● TASK TO CARRY OUT
Within the records that follow, find every line containing the string "applications". Copy those lines.

● LISTED ENTRIES
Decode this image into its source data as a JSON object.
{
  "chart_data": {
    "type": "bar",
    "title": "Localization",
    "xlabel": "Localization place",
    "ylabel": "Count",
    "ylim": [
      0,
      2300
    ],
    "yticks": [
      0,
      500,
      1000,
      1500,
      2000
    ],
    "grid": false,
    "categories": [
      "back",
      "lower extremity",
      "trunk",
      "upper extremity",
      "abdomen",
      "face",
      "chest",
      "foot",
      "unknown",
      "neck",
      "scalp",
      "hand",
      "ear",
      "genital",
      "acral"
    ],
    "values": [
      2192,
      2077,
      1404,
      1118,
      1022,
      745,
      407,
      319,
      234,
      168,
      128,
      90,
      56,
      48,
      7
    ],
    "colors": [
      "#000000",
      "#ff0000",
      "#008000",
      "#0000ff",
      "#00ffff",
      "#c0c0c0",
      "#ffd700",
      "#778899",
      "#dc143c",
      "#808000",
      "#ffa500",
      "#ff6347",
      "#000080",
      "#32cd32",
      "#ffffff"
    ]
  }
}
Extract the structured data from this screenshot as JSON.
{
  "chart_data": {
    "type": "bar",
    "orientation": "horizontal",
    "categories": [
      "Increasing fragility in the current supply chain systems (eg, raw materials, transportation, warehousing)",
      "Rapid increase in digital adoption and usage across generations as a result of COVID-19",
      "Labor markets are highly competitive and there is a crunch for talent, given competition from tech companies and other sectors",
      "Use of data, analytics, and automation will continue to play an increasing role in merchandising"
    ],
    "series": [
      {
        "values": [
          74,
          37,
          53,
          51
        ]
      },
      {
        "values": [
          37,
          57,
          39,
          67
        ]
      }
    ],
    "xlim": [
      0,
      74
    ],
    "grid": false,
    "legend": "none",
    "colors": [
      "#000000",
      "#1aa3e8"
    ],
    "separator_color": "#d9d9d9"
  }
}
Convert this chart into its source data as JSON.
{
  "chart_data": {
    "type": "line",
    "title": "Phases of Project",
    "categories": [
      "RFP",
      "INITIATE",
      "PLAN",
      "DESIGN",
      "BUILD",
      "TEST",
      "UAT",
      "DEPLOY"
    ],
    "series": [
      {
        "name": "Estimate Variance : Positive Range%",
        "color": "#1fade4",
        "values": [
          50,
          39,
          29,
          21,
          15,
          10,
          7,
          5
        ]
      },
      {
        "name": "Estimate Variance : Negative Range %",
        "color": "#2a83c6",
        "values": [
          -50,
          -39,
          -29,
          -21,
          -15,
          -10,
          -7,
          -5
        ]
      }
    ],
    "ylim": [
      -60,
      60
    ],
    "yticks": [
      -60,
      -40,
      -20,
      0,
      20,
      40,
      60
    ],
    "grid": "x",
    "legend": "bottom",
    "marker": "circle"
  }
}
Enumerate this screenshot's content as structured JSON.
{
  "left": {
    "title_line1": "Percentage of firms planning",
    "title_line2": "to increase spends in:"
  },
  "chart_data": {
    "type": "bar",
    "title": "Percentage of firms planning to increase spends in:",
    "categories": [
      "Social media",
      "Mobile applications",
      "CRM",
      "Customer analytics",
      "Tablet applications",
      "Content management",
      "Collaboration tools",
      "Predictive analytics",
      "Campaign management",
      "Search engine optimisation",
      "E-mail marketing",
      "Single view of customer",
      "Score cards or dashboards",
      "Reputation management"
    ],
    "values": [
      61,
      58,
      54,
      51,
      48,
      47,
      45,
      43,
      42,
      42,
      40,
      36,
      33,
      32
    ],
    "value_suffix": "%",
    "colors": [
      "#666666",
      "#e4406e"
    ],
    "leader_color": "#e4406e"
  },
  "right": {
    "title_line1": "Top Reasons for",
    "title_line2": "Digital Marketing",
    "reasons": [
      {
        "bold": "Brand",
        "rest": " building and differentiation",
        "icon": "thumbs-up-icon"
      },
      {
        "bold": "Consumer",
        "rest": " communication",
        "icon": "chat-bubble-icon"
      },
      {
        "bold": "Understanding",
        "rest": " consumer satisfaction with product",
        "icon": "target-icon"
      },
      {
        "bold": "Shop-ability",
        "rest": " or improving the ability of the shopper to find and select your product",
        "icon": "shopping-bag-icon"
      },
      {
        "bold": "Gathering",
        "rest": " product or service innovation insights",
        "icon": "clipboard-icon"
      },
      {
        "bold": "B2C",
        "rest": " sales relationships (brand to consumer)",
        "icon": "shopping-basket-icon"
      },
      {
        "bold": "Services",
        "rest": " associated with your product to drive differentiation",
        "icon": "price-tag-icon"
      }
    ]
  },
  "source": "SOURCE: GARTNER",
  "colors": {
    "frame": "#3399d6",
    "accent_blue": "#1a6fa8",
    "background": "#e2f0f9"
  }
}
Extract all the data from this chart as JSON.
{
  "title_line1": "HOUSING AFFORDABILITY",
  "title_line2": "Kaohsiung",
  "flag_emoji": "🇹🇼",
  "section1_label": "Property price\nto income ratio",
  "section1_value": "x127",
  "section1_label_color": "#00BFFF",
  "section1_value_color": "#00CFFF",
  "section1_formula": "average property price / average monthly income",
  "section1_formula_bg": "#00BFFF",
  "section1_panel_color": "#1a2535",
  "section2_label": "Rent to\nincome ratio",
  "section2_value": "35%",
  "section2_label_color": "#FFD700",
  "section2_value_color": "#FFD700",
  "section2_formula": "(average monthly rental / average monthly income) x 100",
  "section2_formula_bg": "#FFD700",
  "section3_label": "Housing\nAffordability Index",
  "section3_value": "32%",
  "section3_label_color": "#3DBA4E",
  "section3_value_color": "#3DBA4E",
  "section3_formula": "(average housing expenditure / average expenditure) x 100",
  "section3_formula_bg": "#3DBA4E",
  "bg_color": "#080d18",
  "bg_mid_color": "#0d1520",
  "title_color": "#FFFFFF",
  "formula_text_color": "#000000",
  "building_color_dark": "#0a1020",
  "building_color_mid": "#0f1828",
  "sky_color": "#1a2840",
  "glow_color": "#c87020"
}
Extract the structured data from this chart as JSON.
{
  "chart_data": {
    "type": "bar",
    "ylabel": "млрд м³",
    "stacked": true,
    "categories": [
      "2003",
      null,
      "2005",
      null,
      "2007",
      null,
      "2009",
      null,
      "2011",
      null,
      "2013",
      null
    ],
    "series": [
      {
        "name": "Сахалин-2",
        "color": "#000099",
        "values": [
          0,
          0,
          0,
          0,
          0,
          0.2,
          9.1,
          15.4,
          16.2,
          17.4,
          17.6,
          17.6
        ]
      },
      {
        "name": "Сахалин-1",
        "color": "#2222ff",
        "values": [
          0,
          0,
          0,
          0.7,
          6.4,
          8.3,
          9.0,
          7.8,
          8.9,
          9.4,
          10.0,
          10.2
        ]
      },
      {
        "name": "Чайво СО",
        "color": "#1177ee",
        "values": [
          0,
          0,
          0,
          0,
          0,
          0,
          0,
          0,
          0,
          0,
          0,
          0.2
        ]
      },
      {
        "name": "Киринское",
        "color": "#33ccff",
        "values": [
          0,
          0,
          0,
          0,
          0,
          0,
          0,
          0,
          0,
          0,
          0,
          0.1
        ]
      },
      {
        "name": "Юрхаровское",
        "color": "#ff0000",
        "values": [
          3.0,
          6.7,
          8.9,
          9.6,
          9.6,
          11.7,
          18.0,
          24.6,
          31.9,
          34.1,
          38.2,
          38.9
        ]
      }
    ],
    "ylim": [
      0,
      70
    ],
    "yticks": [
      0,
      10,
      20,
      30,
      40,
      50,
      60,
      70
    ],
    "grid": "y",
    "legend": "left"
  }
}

● SOLUTION FOR THIS EXERCISE
      "Mobile applications",
      "Tablet applications",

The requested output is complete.